WORK INSTRUCTIONS
Word for word, transcribe the lines below and drop the pictures.

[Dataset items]
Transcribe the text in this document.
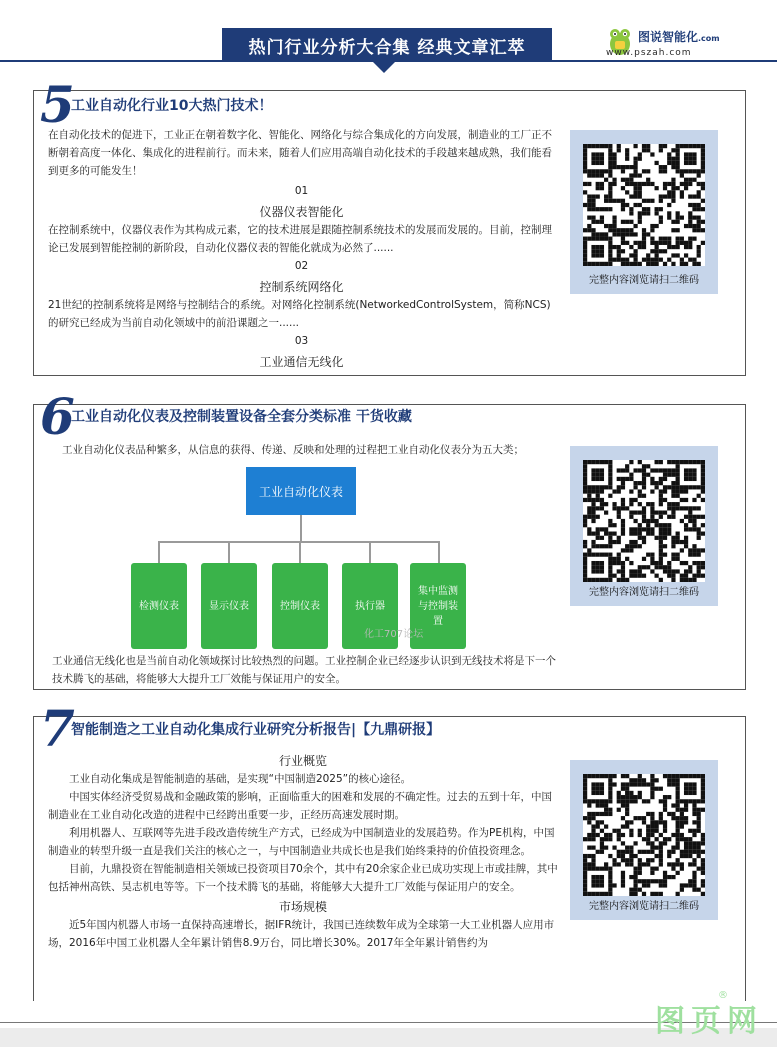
热门行业分析大合集 经典文章汇萃
图说智能化.com
www.pszah.com
5
工业自动化行业10大热门技术！

在自动化技术的促进下，工业正在朝着数字化、智能化、网络化与综合集成化的方向发展，制造业的工厂正不断朝着高度一体化、集成化的进程前行。而未来，随着人们应用高端自动化技术的手段越来越成熟，我们能看到更多的可能发生！

01

仪器仪表智能化

在控制系统中，仪器仪表作为其构成元素，它的技术进展是跟随控制系统技术的发展而发展的。目前，控制理论已发展到智能控制的新阶段，自动化仪器仪表的智能化就成为必然了......

02

控制系统网络化

21世纪的控制系统将是网络与控制结合的系统。对网络化控制系统(NetworkedControlSystem，简称NCS)的研究已经成为当前自动化领域中的前沿课题之一......

03

工业通信无线化

完整内容浏览请扫二维码
6
工业自动化仪表及控制装置设备全套分类标准 干货收藏
工业自动化仪表品种繁多，从信息的获得、传递、反映和处理的过程把工业自动化仪表分为五大类；
工业自动化仪表
检测仪表	显示仪表	控制仪表	执行器
集中监测与控制装置
化工707论坛
工业通信无线化也是当前自动化领域探讨比较热烈的问题。工业控制企业已经逐步认识到无线技术将是下一个技术腾飞的基础，将能够大大提升工厂效能与保证用户的安全。
完整内容浏览请扫二维码
7
智能制造之工业自动化集成行业研究分析报告|【九鼎研报】

行业概览

工业自动化集成是智能制造的基础，是实现“中国制造2025”的核心途径。

中国实体经济受贸易战和金融政策的影响，正面临重大的困难和发展的不确定性。过去的五到十年，中国制造业在工业自动化改造的进程中已经跨出重要一步，正经历高速发展时期。

利用机器人、互联网等先进手段改造传统生产方式，已经成为中国制造业的发展趋势。作为PE机构，中国制造业的转型升级一直是我们关注的核心之一，与中国制造业共成长也是我们始终秉持的价值投资理念。

目前，九鼎投资在智能制造相关领域已投资项目70余个，其中有20余家企业已成功实现上市或挂牌，其中包括神州高铁、昊志机电等等。下一个技术腾飞的基础，将能够大大提升工厂效能与保证用户的安全。

市场规模

近5年国内机器人市场一直保持高速增长，据IFR统计，我国已连续数年成为全球第一大工业机器人应用市场，2016年中国工业机器人全年累计销售8.9万台，同比增长30%。2017年全年累计销售约为

完整内容浏览请扫二维码
图页网
®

SOLUTION FOR THIS EXERCISE
Transcribe the text in this document.
热门行业分析大合集 经典文章汇萃
图说智能化.com
www.pszah.com
5
工业自动化行业10大热门技术！

在自动化技术的促进下，工业正在朝着数字化、智能化、网络化与综合集成化的方向发展，制造业的工厂正不断朝着高度一体化、集成化的进程前行。而未来，随着人们应用高端自动化技术的手段越来越成熟，我们能看到更多的可能发生！

01

仪器仪表智能化

在控制系统中，仪器仪表作为其构成元素，它的技术进展是跟随控制系统技术的发展而发展的。目前，控制理论已发展到智能控制的新阶段，自动化仪器仪表的智能化就成为必然了......

02

控制系统网络化

21世纪的控制系统将是网络与控制结合的系统。对网络化控制系统(NetworkedControlSystem，简称NCS)的研究已经成为当前自动化领域中的前沿课题之一......

03

工业通信无线化

完整内容浏览请扫二维码
6
工业自动化仪表及控制装置设备全套分类标准 干货收藏
工业自动化仪表品种繁多，从信息的获得、传递、反映和处理的过程把工业自动化仪表分为五大类；
工业自动化仪表
检测仪表	显示仪表	控制仪表	执行器
集中监测与控制装置
化工707论坛
工业通信无线化也是当前自动化领域探讨比较热烈的问题。工业控制企业已经逐步认识到无线技术将是下一个技术腾飞的基础，将能够大大提升工厂效能与保证用户的安全。
完整内容浏览请扫二维码
7
智能制造之工业自动化集成行业研究分析报告|【九鼎研报】

行业概览

工业自动化集成是智能制造的基础，是实现“中国制造2025”的核心途径。

中国实体经济受贸易战和金融政策的影响，正面临重大的困难和发展的不确定性。过去的五到十年，中国制造业在工业自动化改造的进程中已经跨出重要一步，正经历高速发展时期。

利用机器人、互联网等先进手段改造传统生产方式，已经成为中国制造业的发展趋势。作为PE机构，中国制造业的转型升级一直是我们关注的核心之一，与中国制造业共成长也是我们始终秉持的价值投资理念。

目前，九鼎投资在智能制造相关领域已投资项目70余个，其中有20余家企业已成功实现上市或挂牌，其中包括神州高铁、昊志机电等等。下一个技术腾飞的基础，将能够大大提升工厂效能与保证用户的安全。

市场规模

近5年国内机器人市场一直保持高速增长，据IFR统计，我国已连续数年成为全球第一大工业机器人应用市场，2016年中国工业机器人全年累计销售8.9万台，同比增长30%。2017年全年累计销售约为

完整内容浏览请扫二维码
图页网
®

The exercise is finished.